#### WHAT YOU WILL DO
Reproduce each line of the following data verbatim, in the same order.
::::
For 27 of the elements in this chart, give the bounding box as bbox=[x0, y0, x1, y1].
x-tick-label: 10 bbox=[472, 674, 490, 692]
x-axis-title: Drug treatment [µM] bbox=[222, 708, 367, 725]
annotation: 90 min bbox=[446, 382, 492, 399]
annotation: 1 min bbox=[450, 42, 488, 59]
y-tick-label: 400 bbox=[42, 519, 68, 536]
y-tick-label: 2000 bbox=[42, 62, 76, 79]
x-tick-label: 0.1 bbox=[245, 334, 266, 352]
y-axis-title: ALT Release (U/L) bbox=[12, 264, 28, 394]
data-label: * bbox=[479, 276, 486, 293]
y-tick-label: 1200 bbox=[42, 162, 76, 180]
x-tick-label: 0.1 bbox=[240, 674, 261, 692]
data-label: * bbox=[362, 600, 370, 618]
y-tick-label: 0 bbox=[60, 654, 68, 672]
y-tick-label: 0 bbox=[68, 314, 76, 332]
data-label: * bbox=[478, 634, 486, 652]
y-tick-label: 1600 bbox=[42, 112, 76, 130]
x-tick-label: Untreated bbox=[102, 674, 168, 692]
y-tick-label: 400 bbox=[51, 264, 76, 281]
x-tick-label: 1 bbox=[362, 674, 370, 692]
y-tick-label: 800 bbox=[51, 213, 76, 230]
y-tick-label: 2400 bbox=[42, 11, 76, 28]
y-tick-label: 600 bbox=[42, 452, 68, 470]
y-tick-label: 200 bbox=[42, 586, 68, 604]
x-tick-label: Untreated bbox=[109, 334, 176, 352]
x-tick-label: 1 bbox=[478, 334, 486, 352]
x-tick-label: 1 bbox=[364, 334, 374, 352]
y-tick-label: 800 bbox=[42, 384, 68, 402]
::::
#### SOLUTION TO THIS EXERCISE
For 27 of the elements in this chart, give the bounding box as bbox=[x0, y0, x1, y1].
x-tick-label: 10 bbox=[472, 674, 490, 692]
x-axis-title: Drug treatment [µM] bbox=[222, 708, 367, 725]
annotation: 90 min bbox=[446, 382, 492, 399]
annotation: 1 min bbox=[450, 42, 488, 59]
y-tick-label: 400 bbox=[42, 519, 68, 536]
y-tick-label: 2000 bbox=[42, 62, 76, 79]
x-tick-label: 0.1 bbox=[245, 334, 266, 352]
y-axis-title: ALT Release (U/L) bbox=[12, 264, 28, 394]
data-label: * bbox=[479, 276, 486, 293]
y-tick-label: 1200 bbox=[42, 162, 76, 180]
x-tick-label: 0.1 bbox=[240, 674, 261, 692]
data-label: * bbox=[362, 600, 370, 618]
y-tick-label: 0 bbox=[60, 654, 68, 672]
y-tick-label: 0 bbox=[68, 314, 76, 332]
data-label: * bbox=[478, 634, 486, 652]
y-tick-label: 1600 bbox=[42, 112, 76, 130]
x-tick-label: Untreated bbox=[102, 674, 168, 692]
y-tick-label: 400 bbox=[51, 264, 76, 281]
x-tick-label: 1 bbox=[362, 674, 370, 692]
y-tick-label: 800 bbox=[51, 213, 76, 230]
y-tick-label: 2400 bbox=[42, 11, 76, 28]
y-tick-label: 600 bbox=[42, 452, 68, 470]
y-tick-label: 200 bbox=[42, 586, 68, 604]
x-tick-label: Untreated bbox=[109, 334, 176, 352]
x-tick-label: 1 bbox=[478, 334, 486, 352]
x-tick-label: 1 bbox=[364, 334, 374, 352]
y-tick-label: 800 bbox=[42, 384, 68, 402]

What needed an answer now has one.